• Task to carry out
Your task is to quote the material that follows, in full and exactly.

• Exercise data
===============

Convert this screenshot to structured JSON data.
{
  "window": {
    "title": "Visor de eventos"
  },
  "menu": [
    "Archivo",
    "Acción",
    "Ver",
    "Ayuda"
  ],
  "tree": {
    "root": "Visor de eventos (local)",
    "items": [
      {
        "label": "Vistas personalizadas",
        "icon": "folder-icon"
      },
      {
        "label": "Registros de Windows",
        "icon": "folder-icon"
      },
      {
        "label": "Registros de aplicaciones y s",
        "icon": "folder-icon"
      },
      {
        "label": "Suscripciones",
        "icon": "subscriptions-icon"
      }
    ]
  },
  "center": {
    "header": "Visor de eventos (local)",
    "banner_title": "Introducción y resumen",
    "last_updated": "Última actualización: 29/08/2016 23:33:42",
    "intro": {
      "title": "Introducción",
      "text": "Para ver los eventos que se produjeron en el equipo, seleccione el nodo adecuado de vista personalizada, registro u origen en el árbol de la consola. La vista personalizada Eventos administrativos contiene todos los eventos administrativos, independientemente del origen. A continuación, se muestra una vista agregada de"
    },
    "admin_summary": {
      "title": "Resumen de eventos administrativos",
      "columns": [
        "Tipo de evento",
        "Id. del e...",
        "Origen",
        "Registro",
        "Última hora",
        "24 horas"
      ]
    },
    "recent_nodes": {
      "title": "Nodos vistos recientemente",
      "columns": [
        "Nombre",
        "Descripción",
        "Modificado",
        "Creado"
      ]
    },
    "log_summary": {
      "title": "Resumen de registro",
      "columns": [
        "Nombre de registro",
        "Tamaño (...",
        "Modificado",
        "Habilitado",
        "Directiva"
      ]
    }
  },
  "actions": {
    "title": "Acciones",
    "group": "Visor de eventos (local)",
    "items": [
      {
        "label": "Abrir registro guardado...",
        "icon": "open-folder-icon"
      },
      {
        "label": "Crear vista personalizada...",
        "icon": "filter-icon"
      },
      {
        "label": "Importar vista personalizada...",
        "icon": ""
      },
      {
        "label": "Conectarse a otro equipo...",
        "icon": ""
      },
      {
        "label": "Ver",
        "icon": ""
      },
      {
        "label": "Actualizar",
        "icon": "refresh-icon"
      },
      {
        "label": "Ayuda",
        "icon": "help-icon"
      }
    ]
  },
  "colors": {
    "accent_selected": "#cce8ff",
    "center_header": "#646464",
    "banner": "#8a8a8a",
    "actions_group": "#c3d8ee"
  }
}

===============

• Finished task
Convert this screenshot to structured JSON data.
{
  "window": {
    "title": "Visor de eventos"
  },
  "menu": [
    "Archivo",
    "Acción",
    "Ver",
    "Ayuda"
  ],
  "tree": {
    "root": "Visor de eventos (local)",
    "items": [
      {
        "label": "Vistas personalizadas",
        "icon": "folder-icon"
      },
      {
        "label": "Registros de Windows",
        "icon": "folder-icon"
      },
      {
        "label": "Registros de aplicaciones y s",
        "icon": "folder-icon"
      },
      {
        "label": "Suscripciones",
        "icon": "subscriptions-icon"
      }
    ]
  },
  "center": {
    "header": "Visor de eventos (local)",
    "banner_title": "Introducción y resumen",
    "last_updated": "Última actualización: 29/08/2016 23:33:42",
    "intro": {
      "title": "Introducción",
      "text": "Para ver los eventos que se produjeron en el equipo, seleccione el nodo adecuado de vista personalizada, registro u origen en el árbol de la consola. La vista personalizada Eventos administrativos contiene todos los eventos administrativos, independientemente del origen. A continuación, se muestra una vista agregada de"
    },
    "admin_summary": {
      "title": "Resumen de eventos administrativos",
      "columns": [
        "Tipo de evento",
        "Id. del e...",
        "Origen",
        "Registro",
        "Última hora",
        "24 horas"
      ]
    },
    "recent_nodes": {
      "title": "Nodos vistos recientemente",
      "columns": [
        "Nombre",
        "Descripción",
        "Modificado",
        "Creado"
      ]
    },
    "log_summary": {
      "title": "Resumen de registro",
      "columns": [
        "Nombre de registro",
        "Tamaño (...",
        "Modificado",
        "Habilitado",
        "Directiva"
      ]
    }
  },
  "actions": {
    "title": "Acciones",
    "group": "Visor de eventos (local)",
    "items": [
      {
        "label": "Abrir registro guardado...",
        "icon": "open-folder-icon"
      },
      {
        "label": "Crear vista personalizada...",
        "icon": "filter-icon"
      },
      {
        "label": "Importar vista personalizada...",
        "icon": ""
      },
      {
        "label": "Conectarse a otro equipo...",
        "icon": ""
      },
      {
        "label": "Ver",
        "icon": ""
      },
      {
        "label": "Actualizar",
        "icon": "refresh-icon"
      },
      {
        "label": "Ayuda",
        "icon": "help-icon"
      }
    ]
  },
  "colors": {
    "accent_selected": "#cce8ff",
    "center_header": "#646464",
    "banner": "#8a8a8a",
    "actions_group": "#c3d8ee"
  }
}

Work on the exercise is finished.